━━ SUPPLIED MATERIAL

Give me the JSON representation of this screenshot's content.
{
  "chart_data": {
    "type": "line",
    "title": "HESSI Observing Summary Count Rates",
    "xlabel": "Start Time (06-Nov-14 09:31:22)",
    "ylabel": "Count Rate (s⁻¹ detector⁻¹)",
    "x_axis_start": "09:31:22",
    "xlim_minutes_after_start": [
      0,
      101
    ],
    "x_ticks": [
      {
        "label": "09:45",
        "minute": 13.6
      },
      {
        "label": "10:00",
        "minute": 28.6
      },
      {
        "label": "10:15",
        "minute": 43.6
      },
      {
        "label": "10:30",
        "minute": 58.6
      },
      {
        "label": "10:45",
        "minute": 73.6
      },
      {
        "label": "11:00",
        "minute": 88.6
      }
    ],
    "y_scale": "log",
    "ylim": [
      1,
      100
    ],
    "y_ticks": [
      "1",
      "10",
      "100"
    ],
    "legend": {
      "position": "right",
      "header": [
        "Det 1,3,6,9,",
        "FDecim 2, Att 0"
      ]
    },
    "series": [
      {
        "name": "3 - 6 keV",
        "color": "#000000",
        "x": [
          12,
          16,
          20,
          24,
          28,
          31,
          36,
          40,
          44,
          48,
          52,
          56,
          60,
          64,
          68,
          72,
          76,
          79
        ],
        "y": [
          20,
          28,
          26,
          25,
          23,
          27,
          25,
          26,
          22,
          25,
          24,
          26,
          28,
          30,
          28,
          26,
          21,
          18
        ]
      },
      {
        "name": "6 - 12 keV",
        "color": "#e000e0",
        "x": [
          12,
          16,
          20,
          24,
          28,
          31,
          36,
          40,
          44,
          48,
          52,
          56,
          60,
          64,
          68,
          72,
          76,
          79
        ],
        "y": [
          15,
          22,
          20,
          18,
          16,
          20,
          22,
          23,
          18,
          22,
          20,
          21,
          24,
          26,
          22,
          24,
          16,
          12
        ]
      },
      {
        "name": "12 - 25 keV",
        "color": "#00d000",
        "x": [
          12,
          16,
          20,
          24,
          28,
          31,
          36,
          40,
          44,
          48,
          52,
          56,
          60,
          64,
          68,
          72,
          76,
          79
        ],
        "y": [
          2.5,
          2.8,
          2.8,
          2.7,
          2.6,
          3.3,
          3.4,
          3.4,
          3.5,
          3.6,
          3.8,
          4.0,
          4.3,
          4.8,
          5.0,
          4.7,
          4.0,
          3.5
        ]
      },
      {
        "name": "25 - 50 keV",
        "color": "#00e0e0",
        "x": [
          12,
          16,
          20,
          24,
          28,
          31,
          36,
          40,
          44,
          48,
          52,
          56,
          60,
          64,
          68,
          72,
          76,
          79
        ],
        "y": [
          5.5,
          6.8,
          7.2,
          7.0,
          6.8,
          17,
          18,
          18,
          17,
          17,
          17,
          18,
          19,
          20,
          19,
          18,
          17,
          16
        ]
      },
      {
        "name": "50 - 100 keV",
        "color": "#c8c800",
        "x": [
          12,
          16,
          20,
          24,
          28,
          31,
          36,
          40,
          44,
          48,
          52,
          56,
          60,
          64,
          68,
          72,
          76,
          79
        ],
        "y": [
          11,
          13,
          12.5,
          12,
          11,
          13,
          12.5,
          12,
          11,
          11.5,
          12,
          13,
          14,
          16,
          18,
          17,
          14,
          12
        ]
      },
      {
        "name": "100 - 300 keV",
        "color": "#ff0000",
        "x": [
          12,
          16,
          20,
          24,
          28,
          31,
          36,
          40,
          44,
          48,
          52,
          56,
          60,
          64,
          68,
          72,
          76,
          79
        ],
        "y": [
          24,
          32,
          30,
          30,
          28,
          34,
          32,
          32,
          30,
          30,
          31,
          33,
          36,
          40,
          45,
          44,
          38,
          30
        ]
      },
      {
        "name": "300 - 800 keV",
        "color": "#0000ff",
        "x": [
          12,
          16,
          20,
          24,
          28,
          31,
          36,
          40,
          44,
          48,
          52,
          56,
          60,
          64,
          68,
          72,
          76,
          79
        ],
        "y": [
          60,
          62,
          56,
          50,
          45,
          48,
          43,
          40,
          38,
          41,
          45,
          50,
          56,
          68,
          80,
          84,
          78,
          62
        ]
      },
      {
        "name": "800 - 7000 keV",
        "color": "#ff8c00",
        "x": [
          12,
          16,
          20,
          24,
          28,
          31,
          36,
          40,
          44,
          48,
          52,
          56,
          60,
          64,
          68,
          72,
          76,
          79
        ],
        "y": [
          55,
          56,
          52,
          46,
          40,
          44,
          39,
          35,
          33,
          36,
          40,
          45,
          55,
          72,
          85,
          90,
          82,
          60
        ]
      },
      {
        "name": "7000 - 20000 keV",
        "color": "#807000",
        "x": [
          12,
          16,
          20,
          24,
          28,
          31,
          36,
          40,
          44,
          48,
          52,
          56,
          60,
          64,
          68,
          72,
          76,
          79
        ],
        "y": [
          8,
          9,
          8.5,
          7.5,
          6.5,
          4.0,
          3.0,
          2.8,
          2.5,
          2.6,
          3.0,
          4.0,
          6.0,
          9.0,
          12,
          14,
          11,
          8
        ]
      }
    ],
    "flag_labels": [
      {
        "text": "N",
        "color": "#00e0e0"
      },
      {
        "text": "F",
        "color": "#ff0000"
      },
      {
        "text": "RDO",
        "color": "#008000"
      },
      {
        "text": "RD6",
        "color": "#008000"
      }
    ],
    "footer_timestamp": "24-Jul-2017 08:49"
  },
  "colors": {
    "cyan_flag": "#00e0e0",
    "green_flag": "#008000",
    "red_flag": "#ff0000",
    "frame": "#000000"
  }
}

━━━━

WHAT IS EXPECTED:
Restate all of the entries above precisely.

THE RESULT:
Give me the JSON representation of this screenshot's content.
{
  "chart_data": {
    "type": "line",
    "title": "HESSI Observing Summary Count Rates",
    "xlabel": "Start Time (06-Nov-14 09:31:22)",
    "ylabel": "Count Rate (s⁻¹ detector⁻¹)",
    "x_axis_start": "09:31:22",
    "xlim_minutes_after_start": [
      0,
      101
    ],
    "x_ticks": [
      {
        "label": "09:45",
        "minute": 13.6
      },
      {
        "label": "10:00",
        "minute": 28.6
      },
      {
        "label": "10:15",
        "minute": 43.6
      },
      {
        "label": "10:30",
        "minute": 58.6
      },
      {
        "label": "10:45",
        "minute": 73.6
      },
      {
        "label": "11:00",
        "minute": 88.6
      }
    ],
    "y_scale": "log",
    "ylim": [
      1,
      100
    ],
    "y_ticks": [
      "1",
      "10",
      "100"
    ],
    "legend": {
      "position": "right",
      "header": [
        "Det 1,3,6,9,",
        "FDecim 2, Att 0"
      ]
    },
    "series": [
      {
        "name": "3 - 6 keV",
        "color": "#000000",
        "x": [
          12,
          16,
          20,
          24,
          28,
          31,
          36,
          40,
          44,
          48,
          52,
          56,
          60,
          64,
          68,
          72,
          76,
          79
        ],
        "y": [
          20,
          28,
          26,
          25,
          23,
          27,
          25,
          26,
          22,
          25,
          24,
          26,
          28,
          30,
          28,
          26,
          21,
          18
        ]
      },
      {
        "name": "6 - 12 keV",
        "color": "#e000e0",
        "x": [
          12,
          16,
          20,
          24,
          28,
          31,
          36,
          40,
          44,
          48,
          52,
          56,
          60,
          64,
          68,
          72,
          76,
          79
        ],
        "y": [
          15,
          22,
          20,
          18,
          16,
          20,
          22,
          23,
          18,
          22,
          20,
          21,
          24,
          26,
          22,
          24,
          16,
          12
        ]
      },
      {
        "name": "12 - 25 keV",
        "color": "#00d000",
        "x": [
          12,
          16,
          20,
          24,
          28,
          31,
          36,
          40,
          44,
          48,
          52,
          56,
          60,
          64,
          68,
          72,
          76,
          79
        ],
        "y": [
          2.5,
          2.8,
          2.8,
          2.7,
          2.6,
          3.3,
          3.4,
          3.4,
          3.5,
          3.6,
          3.8,
          4.0,
          4.3,
          4.8,
          5.0,
          4.7,
          4.0,
          3.5
        ]
      },
      {
        "name": "25 - 50 keV",
        "color": "#00e0e0",
        "x": [
          12,
          16,
          20,
          24,
          28,
          31,
          36,
          40,
          44,
          48,
          52,
          56,
          60,
          64,
          68,
          72,
          76,
          79
        ],
        "y": [
          5.5,
          6.8,
          7.2,
          7.0,
          6.8,
          17,
          18,
          18,
          17,
          17,
          17,
          18,
          19,
          20,
          19,
          18,
          17,
          16
        ]
      },
      {
        "name": "50 - 100 keV",
        "color": "#c8c800",
        "x": [
          12,
          16,
          20,
          24,
          28,
          31,
          36,
          40,
          44,
          48,
          52,
          56,
          60,
          64,
          68,
          72,
          76,
          79
        ],
        "y": [
          11,
          13,
          12.5,
          12,
          11,
          13,
          12.5,
          12,
          11,
          11.5,
          12,
          13,
          14,
          16,
          18,
          17,
          14,
          12
        ]
      },
      {
        "name": "100 - 300 keV",
        "color": "#ff0000",
        "x": [
          12,
          16,
          20,
          24,
          28,
          31,
          36,
          40,
          44,
          48,
          52,
          56,
          60,
          64,
          68,
          72,
          76,
          79
        ],
        "y": [
          24,
          32,
          30,
          30,
          28,
          34,
          32,
          32,
          30,
          30,
          31,
          33,
          36,
          40,
          45,
          44,
          38,
          30
        ]
      },
      {
        "name": "300 - 800 keV",
        "color": "#0000ff",
        "x": [
          12,
          16,
          20,
          24,
          28,
          31,
          36,
          40,
          44,
          48,
          52,
          56,
          60,
          64,
          68,
          72,
          76,
          79
        ],
        "y": [
          60,
          62,
          56,
          50,
          45,
          48,
          43,
          40,
          38,
          41,
          45,
          50,
          56,
          68,
          80,
          84,
          78,
          62
        ]
      },
      {
        "name": "800 - 7000 keV",
        "color": "#ff8c00",
        "x": [
          12,
          16,
          20,
          24,
          28,
          31,
          36,
          40,
          44,
          48,
          52,
          56,
          60,
          64,
          68,
          72,
          76,
          79
        ],
        "y": [
          55,
          56,
          52,
          46,
          40,
          44,
          39,
          35,
          33,
          36,
          40,
          45,
          55,
          72,
          85,
          90,
          82,
          60
        ]
      },
      {
        "name": "7000 - 20000 keV",
        "color": "#807000",
        "x": [
          12,
          16,
          20,
          24,
          28,
          31,
          36,
          40,
          44,
          48,
          52,
          56,
          60,
          64,
          68,
          72,
          76,
          79
        ],
        "y": [
          8,
          9,
          8.5,
          7.5,
          6.5,
          4.0,
          3.0,
          2.8,
          2.5,
          2.6,
          3.0,
          4.0,
          6.0,
          9.0,
          12,
          14,
          11,
          8
        ]
      }
    ],
    "flag_labels": [
      {
        "text": "N",
        "color": "#00e0e0"
      },
      {
        "text": "F",
        "color": "#ff0000"
      },
      {
        "text": "RDO",
        "color": "#008000"
      },
      {
        "text": "RD6",
        "color": "#008000"
      }
    ],
    "footer_timestamp": "24-Jul-2017 08:49"
  },
  "colors": {
    "cyan_flag": "#00e0e0",
    "green_flag": "#008000",
    "red_flag": "#ff0000",
    "frame": "#000000"
  }
}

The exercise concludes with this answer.